## TASK BRIEF
Omit every image, and transcribe the remaining entries exactly as given.

## SUPPLIED INFORMATION
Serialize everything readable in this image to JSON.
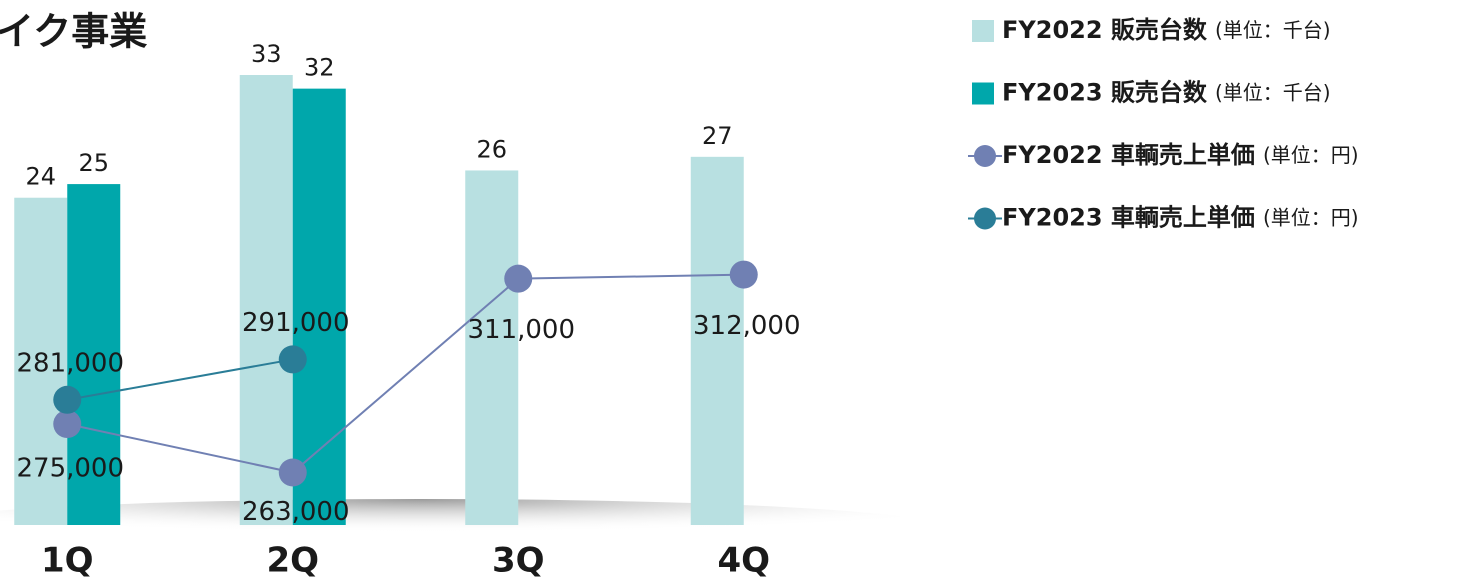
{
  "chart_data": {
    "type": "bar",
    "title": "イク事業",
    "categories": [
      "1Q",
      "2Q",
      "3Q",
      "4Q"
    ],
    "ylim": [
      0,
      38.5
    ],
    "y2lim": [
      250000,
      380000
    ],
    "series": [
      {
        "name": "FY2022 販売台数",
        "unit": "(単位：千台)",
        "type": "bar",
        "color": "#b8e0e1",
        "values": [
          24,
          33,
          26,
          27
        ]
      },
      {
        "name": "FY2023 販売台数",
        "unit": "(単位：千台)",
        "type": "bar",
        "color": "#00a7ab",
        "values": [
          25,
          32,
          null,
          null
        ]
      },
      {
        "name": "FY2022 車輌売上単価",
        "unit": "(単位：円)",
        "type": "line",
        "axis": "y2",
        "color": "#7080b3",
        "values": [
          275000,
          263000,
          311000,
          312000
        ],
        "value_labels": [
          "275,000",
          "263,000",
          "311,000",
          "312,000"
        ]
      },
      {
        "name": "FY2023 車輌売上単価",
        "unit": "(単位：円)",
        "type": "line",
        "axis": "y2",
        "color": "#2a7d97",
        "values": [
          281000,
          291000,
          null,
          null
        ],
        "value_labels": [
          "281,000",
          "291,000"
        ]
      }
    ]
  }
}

## TASK OUTPUT
Serialize everything readable in this image to JSON.
{
  "chart_data": {
    "type": "bar",
    "title": "イク事業",
    "categories": [
      "1Q",
      "2Q",
      "3Q",
      "4Q"
    ],
    "ylim": [
      0,
      38.5
    ],
    "y2lim": [
      250000,
      380000
    ],
    "series": [
      {
        "name": "FY2022 販売台数",
        "unit": "(単位：千台)",
        "type": "bar",
        "color": "#b8e0e1",
        "values": [
          24,
          33,
          26,
          27
        ]
      },
      {
        "name": "FY2023 販売台数",
        "unit": "(単位：千台)",
        "type": "bar",
        "color": "#00a7ab",
        "values": [
          25,
          32,
          null,
          null
        ]
      },
      {
        "name": "FY2022 車輌売上単価",
        "unit": "(単位：円)",
        "type": "line",
        "axis": "y2",
        "color": "#7080b3",
        "values": [
          275000,
          263000,
          311000,
          312000
        ],
        "value_labels": [
          "275,000",
          "263,000",
          "311,000",
          "312,000"
        ]
      },
      {
        "name": "FY2023 車輌売上単価",
        "unit": "(単位：円)",
        "type": "line",
        "axis": "y2",
        "color": "#2a7d97",
        "values": [
          281000,
          291000,
          null,
          null
        ],
        "value_labels": [
          "281,000",
          "291,000"
        ]
      }
    ]
  }
}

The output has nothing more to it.